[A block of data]
________

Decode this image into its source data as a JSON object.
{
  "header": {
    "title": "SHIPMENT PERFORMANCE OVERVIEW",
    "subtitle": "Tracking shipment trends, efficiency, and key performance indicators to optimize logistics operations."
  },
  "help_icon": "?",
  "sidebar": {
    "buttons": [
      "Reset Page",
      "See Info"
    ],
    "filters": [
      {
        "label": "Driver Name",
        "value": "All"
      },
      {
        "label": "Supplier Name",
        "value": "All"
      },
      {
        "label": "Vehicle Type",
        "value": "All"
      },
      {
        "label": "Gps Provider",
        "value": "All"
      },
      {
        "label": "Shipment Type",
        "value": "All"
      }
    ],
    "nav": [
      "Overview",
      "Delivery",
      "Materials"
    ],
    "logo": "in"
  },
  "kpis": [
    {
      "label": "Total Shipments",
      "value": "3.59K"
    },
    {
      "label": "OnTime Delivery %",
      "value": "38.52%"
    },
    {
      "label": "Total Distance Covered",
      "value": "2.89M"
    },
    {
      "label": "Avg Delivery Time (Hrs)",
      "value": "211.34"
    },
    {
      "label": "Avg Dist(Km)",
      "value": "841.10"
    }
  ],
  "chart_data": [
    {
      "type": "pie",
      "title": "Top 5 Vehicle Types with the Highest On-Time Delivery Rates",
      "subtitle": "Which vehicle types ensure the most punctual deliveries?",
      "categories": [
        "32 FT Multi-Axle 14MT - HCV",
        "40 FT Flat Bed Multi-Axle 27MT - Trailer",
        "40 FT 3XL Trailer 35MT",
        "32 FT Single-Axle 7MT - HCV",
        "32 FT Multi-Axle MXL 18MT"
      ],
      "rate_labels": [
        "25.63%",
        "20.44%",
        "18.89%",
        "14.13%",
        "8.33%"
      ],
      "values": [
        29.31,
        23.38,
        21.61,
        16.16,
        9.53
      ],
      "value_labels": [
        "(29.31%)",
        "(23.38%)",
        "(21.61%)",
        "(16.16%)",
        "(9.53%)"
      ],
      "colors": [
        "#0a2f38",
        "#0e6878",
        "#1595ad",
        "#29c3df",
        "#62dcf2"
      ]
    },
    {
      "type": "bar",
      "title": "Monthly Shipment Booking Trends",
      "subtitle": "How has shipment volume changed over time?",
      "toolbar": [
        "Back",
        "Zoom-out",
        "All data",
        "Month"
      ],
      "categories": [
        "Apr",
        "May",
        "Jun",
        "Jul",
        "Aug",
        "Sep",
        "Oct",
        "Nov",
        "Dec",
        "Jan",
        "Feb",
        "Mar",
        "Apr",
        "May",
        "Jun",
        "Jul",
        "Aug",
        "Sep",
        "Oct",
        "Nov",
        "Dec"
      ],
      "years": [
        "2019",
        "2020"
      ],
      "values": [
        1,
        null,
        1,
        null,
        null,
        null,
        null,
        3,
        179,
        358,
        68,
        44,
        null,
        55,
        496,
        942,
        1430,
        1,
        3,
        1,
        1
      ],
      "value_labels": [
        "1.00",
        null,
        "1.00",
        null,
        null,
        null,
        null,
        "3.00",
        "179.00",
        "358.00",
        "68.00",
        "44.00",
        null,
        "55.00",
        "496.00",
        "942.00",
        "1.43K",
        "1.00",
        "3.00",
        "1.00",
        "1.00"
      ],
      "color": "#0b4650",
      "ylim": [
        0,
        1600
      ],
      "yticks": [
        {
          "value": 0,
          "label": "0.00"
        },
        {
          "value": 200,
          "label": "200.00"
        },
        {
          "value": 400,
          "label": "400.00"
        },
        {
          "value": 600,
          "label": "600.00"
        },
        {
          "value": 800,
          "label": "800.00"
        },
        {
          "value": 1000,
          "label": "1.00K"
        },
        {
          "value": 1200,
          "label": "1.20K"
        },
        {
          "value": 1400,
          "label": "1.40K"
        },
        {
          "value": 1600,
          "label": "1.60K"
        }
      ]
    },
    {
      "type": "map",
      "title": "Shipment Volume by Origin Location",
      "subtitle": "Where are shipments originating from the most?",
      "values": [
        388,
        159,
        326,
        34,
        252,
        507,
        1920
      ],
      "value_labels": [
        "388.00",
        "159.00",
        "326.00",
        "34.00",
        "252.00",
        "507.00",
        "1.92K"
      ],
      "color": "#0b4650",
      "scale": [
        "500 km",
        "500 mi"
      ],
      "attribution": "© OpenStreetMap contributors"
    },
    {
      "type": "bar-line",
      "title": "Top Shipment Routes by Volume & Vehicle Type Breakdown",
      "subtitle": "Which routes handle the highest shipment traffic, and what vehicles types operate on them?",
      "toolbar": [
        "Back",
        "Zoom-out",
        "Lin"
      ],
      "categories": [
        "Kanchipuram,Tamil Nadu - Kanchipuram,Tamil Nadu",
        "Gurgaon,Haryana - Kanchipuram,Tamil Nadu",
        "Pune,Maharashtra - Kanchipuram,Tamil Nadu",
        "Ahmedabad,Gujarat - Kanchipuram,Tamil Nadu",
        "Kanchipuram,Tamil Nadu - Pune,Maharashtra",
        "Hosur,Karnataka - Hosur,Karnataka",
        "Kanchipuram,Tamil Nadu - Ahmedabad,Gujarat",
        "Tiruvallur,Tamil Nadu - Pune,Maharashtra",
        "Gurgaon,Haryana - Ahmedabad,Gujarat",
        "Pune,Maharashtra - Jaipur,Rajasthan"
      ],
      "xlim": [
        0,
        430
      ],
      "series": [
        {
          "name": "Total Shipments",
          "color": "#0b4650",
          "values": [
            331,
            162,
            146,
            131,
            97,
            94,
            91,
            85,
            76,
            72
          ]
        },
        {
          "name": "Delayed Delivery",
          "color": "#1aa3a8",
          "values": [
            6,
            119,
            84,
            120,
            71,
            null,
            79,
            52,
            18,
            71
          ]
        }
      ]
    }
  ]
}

________

(Problem)
In the entries above, find each line with the string "Maharashtra" and copy it.

(Exercise result)
        "Pune,Maharashtra - Kanchipuram,Tamil Nadu",
        "Kanchipuram,Tamil Nadu - Pune,Maharashtra",
        "Tiruvallur,Tamil Nadu - Pune,Maharashtra",
        "Pune,Maharashtra - Jaipur,Rajasthan"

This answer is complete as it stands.